▸ WHAT IS NEEDED: Write out the full set of records exactly. Any pictures in them do not belong in the copy.

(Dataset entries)
————

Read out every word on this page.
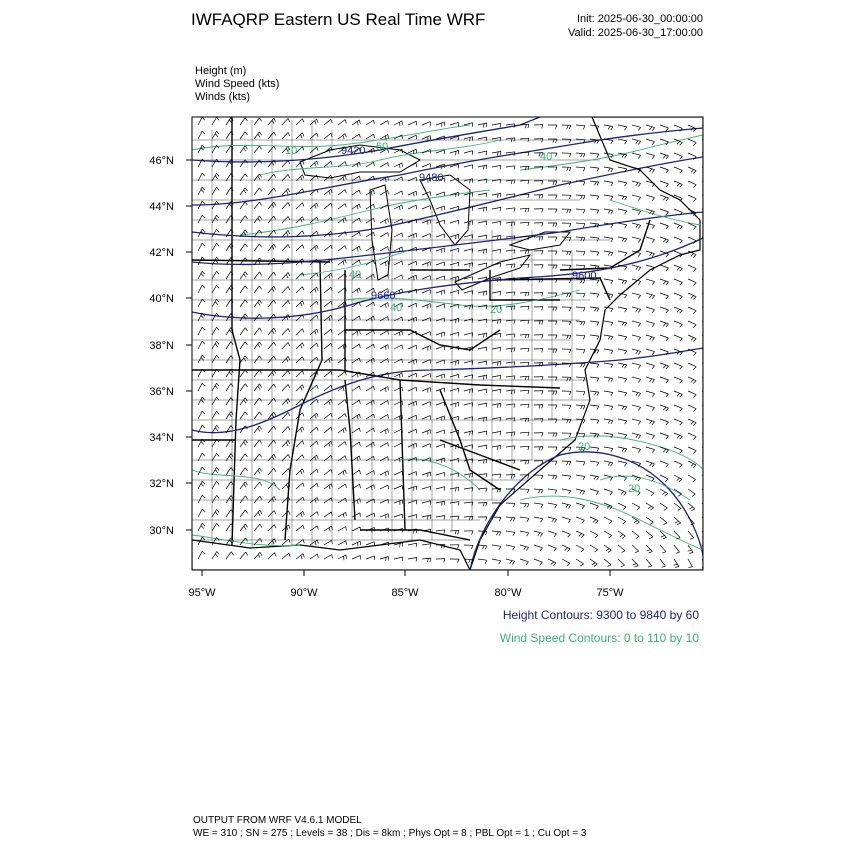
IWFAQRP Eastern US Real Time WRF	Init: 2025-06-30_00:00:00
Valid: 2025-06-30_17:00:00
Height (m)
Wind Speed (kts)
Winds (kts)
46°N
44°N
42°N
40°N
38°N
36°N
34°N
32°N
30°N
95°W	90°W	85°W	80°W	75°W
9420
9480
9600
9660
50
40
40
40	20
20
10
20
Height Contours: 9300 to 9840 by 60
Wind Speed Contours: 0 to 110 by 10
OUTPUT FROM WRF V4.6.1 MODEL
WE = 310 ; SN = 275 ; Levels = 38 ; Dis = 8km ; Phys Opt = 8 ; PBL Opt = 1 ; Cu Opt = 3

————

▸ OUTPUT OF THE EXERCISE:
Read out every word on this page.
IWFAQRP Eastern US Real Time WRF	Init: 2025-06-30_00:00:00
Valid: 2025-06-30_17:00:00
Height (m)
Wind Speed (kts)
Winds (kts)
46°N
44°N
42°N
40°N
38°N
36°N
34°N
32°N
30°N
95°W	90°W	85°W	80°W	75°W
9420
9480
9600
9660
50
40
40
40	20
20
10
20
Height Contours: 9300 to 9840 by 60
Wind Speed Contours: 0 to 110 by 10
OUTPUT FROM WRF V4.6.1 MODEL
WE = 310 ; SN = 275 ; Levels = 38 ; Dis = 8km ; Phys Opt = 8 ; PBL Opt = 1 ; Cu Opt = 3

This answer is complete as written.